-- START Records --

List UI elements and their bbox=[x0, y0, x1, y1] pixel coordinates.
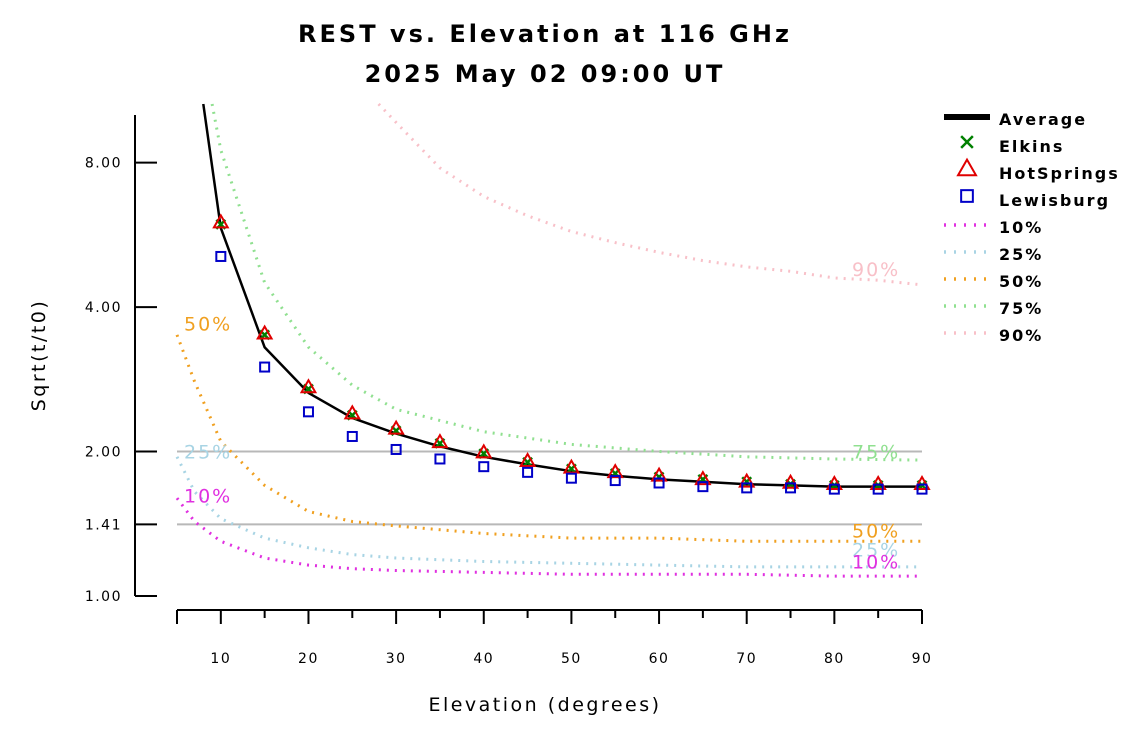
percentile-label-25pct-left: 25% bbox=[184, 442, 232, 464]
marker-hotsprings bbox=[518, 451, 537, 467]
legend: Average Elkins HotSprings Lewisburg 10% 25% 50… bbox=[944, 110, 1120, 345]
series-line-10pct bbox=[175, 497, 922, 578]
marker-hotsprings bbox=[387, 419, 405, 435]
series-line-75pct bbox=[210, 103, 923, 462]
x-tick-label: 30 bbox=[386, 651, 407, 667]
marker-lewisburg bbox=[785, 482, 797, 494]
legend-swatch-elkins-stroke-b bbox=[960, 135, 974, 149]
marker-lewisburg bbox=[259, 361, 271, 373]
x-tick-label: 40 bbox=[473, 651, 494, 667]
average-line-group bbox=[202, 103, 922, 488]
marker-lewisburg bbox=[390, 443, 402, 455]
marker-hotsprings bbox=[475, 443, 493, 459]
marker-hotsprings bbox=[431, 433, 449, 449]
marker-hotsprings bbox=[738, 472, 756, 488]
marker-lewisburg bbox=[828, 483, 840, 495]
marker-lewisburg bbox=[478, 461, 490, 473]
percentile-label-50pct-left: 50% bbox=[184, 313, 232, 335]
legend-label-50pct: 50% bbox=[999, 272, 1043, 291]
percentile-lines bbox=[175, 102, 923, 578]
marker-hotsprings bbox=[694, 470, 712, 486]
legend-label-25pct: 25% bbox=[999, 245, 1043, 264]
percentile-labels: 90%75%50%25%10%50%25%10% bbox=[184, 259, 900, 574]
series-line-90pct bbox=[377, 102, 923, 287]
percentile-label-10pct-left: 10% bbox=[184, 485, 232, 507]
x-tick-label: 80 bbox=[824, 651, 845, 667]
marker-hotsprings bbox=[212, 213, 230, 229]
chart-subtitle: 2025 May 02 09:00 UT bbox=[365, 60, 726, 88]
chart-title: REST vs. Elevation at 116 GHz bbox=[298, 20, 792, 48]
marker-hotsprings bbox=[869, 474, 887, 490]
series-line-25pct bbox=[175, 456, 922, 569]
legend-swatch-lewisburg bbox=[960, 189, 974, 203]
marker-lewisburg bbox=[697, 481, 709, 493]
legend-label-90pct: 90% bbox=[999, 326, 1043, 345]
y-tick-label: 4.00 bbox=[85, 300, 122, 316]
y-tick-label: 1.41 bbox=[85, 517, 122, 533]
marker-lewisburg bbox=[522, 466, 534, 478]
y-tick-label: 8.00 bbox=[85, 156, 122, 172]
percentile-label-75pct-right: 75% bbox=[852, 442, 900, 464]
x-tick-label: 10 bbox=[210, 651, 231, 667]
marker-lewisburg bbox=[872, 483, 884, 495]
x-tick-label: 60 bbox=[649, 651, 670, 667]
legend-swatch-elkins bbox=[960, 135, 974, 149]
percentile-label-50pct-right: 50% bbox=[852, 520, 900, 542]
marker-lewisburg bbox=[434, 453, 446, 465]
marker-lewisburg bbox=[565, 472, 577, 484]
y-axis-label: Sqrt(t/t0) bbox=[28, 299, 50, 412]
x-tick-label: 90 bbox=[912, 651, 933, 667]
marker-hotsprings bbox=[299, 378, 318, 394]
x-tick-label: 20 bbox=[298, 651, 319, 667]
legend-label-hotsprings: HotSprings bbox=[999, 164, 1120, 183]
legend-label-elkins: Elkins bbox=[999, 137, 1064, 156]
legend-label-lewisburg: Lewisburg bbox=[999, 191, 1110, 210]
marker-hotsprings bbox=[781, 473, 800, 489]
marker-hotsprings bbox=[562, 458, 581, 474]
marker-hotsprings bbox=[606, 463, 624, 479]
axes: 1.00 1.41 2.00 4.00 8.00 10 20 30 40 50 60 70 80 90 bbox=[85, 115, 933, 667]
marker-hotsprings bbox=[825, 474, 843, 490]
x-tick-label: 50 bbox=[561, 651, 582, 667]
marker-lewisburg bbox=[653, 477, 665, 489]
series-line-50pct bbox=[175, 334, 922, 543]
percentile-label-10pct-right: 10% bbox=[852, 552, 900, 574]
percentile-label-90pct-right: 90% bbox=[852, 259, 900, 281]
legend-label-average: Average bbox=[999, 110, 1087, 129]
marker-lewisburg bbox=[741, 482, 753, 494]
marker-lewisburg bbox=[302, 406, 314, 418]
legend-label-75pct: 75% bbox=[999, 299, 1043, 318]
marker-lewisburg bbox=[609, 475, 621, 487]
percentile-label-25pct-right: 25% bbox=[852, 539, 900, 561]
marker-lewisburg bbox=[215, 250, 227, 262]
marker-hotsprings bbox=[650, 466, 668, 482]
marker-hotsprings bbox=[913, 474, 931, 490]
marker-lewisburg bbox=[916, 483, 928, 495]
y-tick-label: 1.00 bbox=[85, 589, 122, 605]
x-tick-label: 70 bbox=[736, 651, 757, 667]
marker-hotsprings bbox=[343, 404, 361, 420]
marker-lewisburg bbox=[346, 430, 358, 442]
y-tick-label: 2.00 bbox=[85, 445, 122, 461]
reference-lines bbox=[177, 450, 922, 526]
marker-hotsprings bbox=[256, 324, 274, 340]
series-line-average bbox=[202, 103, 922, 488]
x-axis-label: Elevation (degrees) bbox=[428, 694, 661, 716]
station-markers bbox=[212, 213, 931, 495]
legend-label-10pct: 10% bbox=[999, 218, 1043, 237]
legend-swatch-hotsprings bbox=[956, 157, 978, 177]
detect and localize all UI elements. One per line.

-- END Records --

→ Task details
Reproduce every line of the items above word for word, leaving out the pictures.

→ Finished exercise
List UI elements and their bbox=[x0, y0, x1, y1] pixel coordinates.
percentile-label-25pct-left: 25% bbox=[184, 442, 232, 464]
marker-hotsprings bbox=[518, 451, 537, 467]
legend: Average Elkins HotSprings Lewisburg 10% 25% 50… bbox=[944, 110, 1120, 345]
series-line-10pct bbox=[175, 497, 922, 578]
marker-hotsprings bbox=[387, 419, 405, 435]
series-line-75pct bbox=[210, 103, 923, 462]
x-tick-label: 30 bbox=[386, 651, 407, 667]
marker-lewisburg bbox=[785, 482, 797, 494]
legend-swatch-elkins-stroke-b bbox=[960, 135, 974, 149]
marker-lewisburg bbox=[259, 361, 271, 373]
x-tick-label: 40 bbox=[473, 651, 494, 667]
average-line-group bbox=[202, 103, 922, 488]
marker-lewisburg bbox=[390, 443, 402, 455]
marker-hotsprings bbox=[475, 443, 493, 459]
marker-hotsprings bbox=[431, 433, 449, 449]
marker-hotsprings bbox=[738, 472, 756, 488]
marker-lewisburg bbox=[828, 483, 840, 495]
marker-lewisburg bbox=[478, 461, 490, 473]
percentile-label-50pct-left: 50% bbox=[184, 313, 232, 335]
legend-label-50pct: 50% bbox=[999, 272, 1043, 291]
percentile-lines bbox=[175, 102, 923, 578]
marker-hotsprings bbox=[694, 470, 712, 486]
legend-label-25pct: 25% bbox=[999, 245, 1043, 264]
percentile-labels: 90%75%50%25%10%50%25%10% bbox=[184, 259, 900, 574]
series-line-90pct bbox=[377, 102, 923, 287]
percentile-label-10pct-left: 10% bbox=[184, 485, 232, 507]
x-tick-label: 80 bbox=[824, 651, 845, 667]
marker-hotsprings bbox=[212, 213, 230, 229]
chart-subtitle: 2025 May 02 09:00 UT bbox=[365, 60, 726, 88]
chart-title: REST vs. Elevation at 116 GHz bbox=[298, 20, 792, 48]
marker-hotsprings bbox=[869, 474, 887, 490]
series-line-25pct bbox=[175, 456, 922, 569]
legend-swatch-lewisburg bbox=[960, 189, 974, 203]
marker-lewisburg bbox=[697, 481, 709, 493]
legend-label-90pct: 90% bbox=[999, 326, 1043, 345]
y-tick-label: 4.00 bbox=[85, 300, 122, 316]
y-tick-label: 1.41 bbox=[85, 517, 122, 533]
marker-lewisburg bbox=[522, 466, 534, 478]
y-tick-label: 8.00 bbox=[85, 156, 122, 172]
percentile-label-75pct-right: 75% bbox=[852, 442, 900, 464]
x-tick-label: 10 bbox=[210, 651, 231, 667]
marker-lewisburg bbox=[872, 483, 884, 495]
x-tick-label: 60 bbox=[649, 651, 670, 667]
legend-swatch-elkins bbox=[960, 135, 974, 149]
percentile-label-50pct-right: 50% bbox=[852, 520, 900, 542]
marker-lewisburg bbox=[434, 453, 446, 465]
marker-lewisburg bbox=[565, 472, 577, 484]
y-axis-label: Sqrt(t/t0) bbox=[28, 299, 50, 412]
x-tick-label: 90 bbox=[912, 651, 933, 667]
marker-hotsprings bbox=[299, 378, 318, 394]
x-tick-label: 20 bbox=[298, 651, 319, 667]
legend-label-hotsprings: HotSprings bbox=[999, 164, 1120, 183]
legend-label-elkins: Elkins bbox=[999, 137, 1064, 156]
legend-label-lewisburg: Lewisburg bbox=[999, 191, 1110, 210]
marker-hotsprings bbox=[781, 473, 800, 489]
marker-hotsprings bbox=[562, 458, 581, 474]
marker-hotsprings bbox=[606, 463, 624, 479]
axes: 1.00 1.41 2.00 4.00 8.00 10 20 30 40 50 60 70 80 90 bbox=[85, 115, 933, 667]
marker-hotsprings bbox=[825, 474, 843, 490]
x-tick-label: 50 bbox=[561, 651, 582, 667]
marker-lewisburg bbox=[653, 477, 665, 489]
series-line-50pct bbox=[175, 334, 922, 543]
percentile-label-10pct-right: 10% bbox=[852, 552, 900, 574]
percentile-label-90pct-right: 90% bbox=[852, 259, 900, 281]
legend-label-average: Average bbox=[999, 110, 1087, 129]
marker-lewisburg bbox=[741, 482, 753, 494]
marker-lewisburg bbox=[302, 406, 314, 418]
legend-label-75pct: 75% bbox=[999, 299, 1043, 318]
marker-lewisburg bbox=[609, 475, 621, 487]
percentile-label-25pct-right: 25% bbox=[852, 539, 900, 561]
marker-lewisburg bbox=[215, 250, 227, 262]
marker-hotsprings bbox=[650, 466, 668, 482]
marker-hotsprings bbox=[913, 474, 931, 490]
marker-lewisburg bbox=[916, 483, 928, 495]
y-tick-label: 1.00 bbox=[85, 589, 122, 605]
x-tick-label: 70 bbox=[736, 651, 757, 667]
marker-hotsprings bbox=[343, 404, 361, 420]
marker-lewisburg bbox=[346, 430, 358, 442]
y-tick-label: 2.00 bbox=[85, 445, 122, 461]
reference-lines bbox=[177, 450, 922, 526]
marker-hotsprings bbox=[256, 324, 274, 340]
series-line-average bbox=[202, 103, 922, 488]
x-axis-label: Elevation (degrees) bbox=[428, 694, 661, 716]
station-markers bbox=[212, 213, 931, 495]
legend-label-10pct: 10% bbox=[999, 218, 1043, 237]
legend-swatch-hotsprings bbox=[956, 157, 978, 177]
detect and localize all UI elements. One per line.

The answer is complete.